Exercise details: Pictures do not belong in the copy. Return all of the entries exactly.

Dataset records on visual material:
-- begin --

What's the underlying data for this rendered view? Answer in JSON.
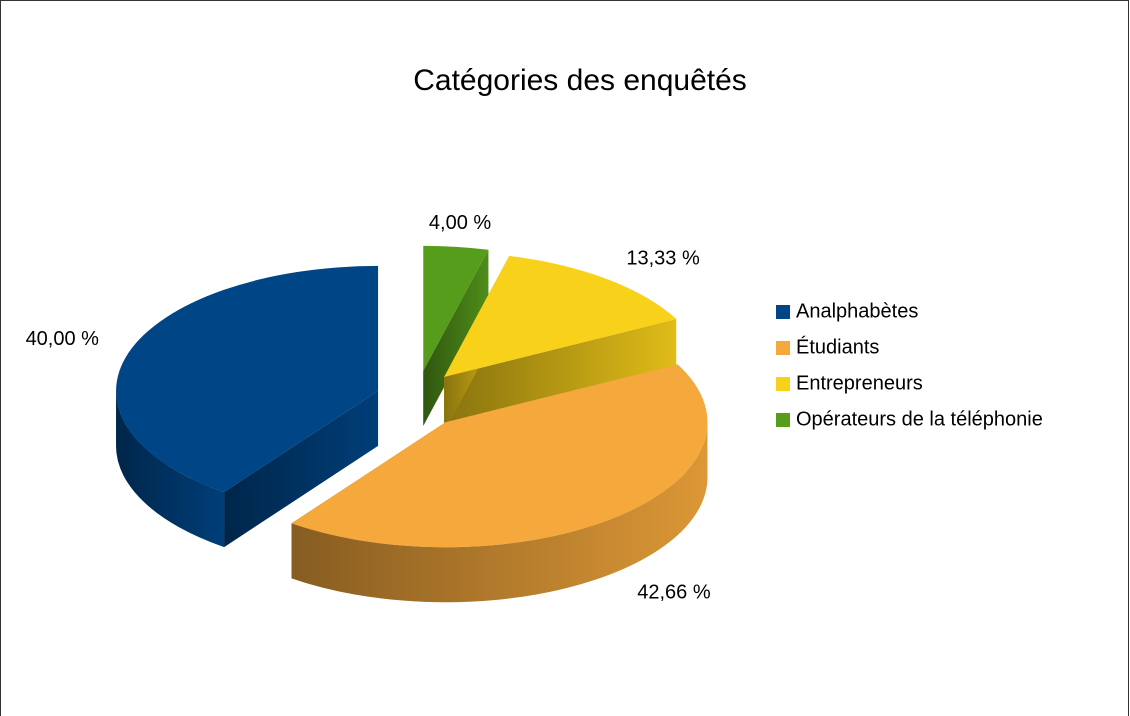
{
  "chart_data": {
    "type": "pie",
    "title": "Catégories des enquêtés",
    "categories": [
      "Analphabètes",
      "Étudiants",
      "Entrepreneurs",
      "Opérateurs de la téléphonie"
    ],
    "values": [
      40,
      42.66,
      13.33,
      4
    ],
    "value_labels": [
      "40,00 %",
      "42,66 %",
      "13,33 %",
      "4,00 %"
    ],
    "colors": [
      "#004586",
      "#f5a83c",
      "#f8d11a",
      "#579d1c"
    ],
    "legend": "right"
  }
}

-- end --

Reply to the exercise:
What's the underlying data for this rendered view? Answer in JSON.
{
  "chart_data": {
    "type": "pie",
    "title": "Catégories des enquêtés",
    "categories": [
      "Analphabètes",
      "Étudiants",
      "Entrepreneurs",
      "Opérateurs de la téléphonie"
    ],
    "values": [
      40,
      42.66,
      13.33,
      4
    ],
    "value_labels": [
      "40,00 %",
      "42,66 %",
      "13,33 %",
      "4,00 %"
    ],
    "colors": [
      "#004586",
      "#f5a83c",
      "#f8d11a",
      "#579d1c"
    ],
    "legend": "right"
  }
}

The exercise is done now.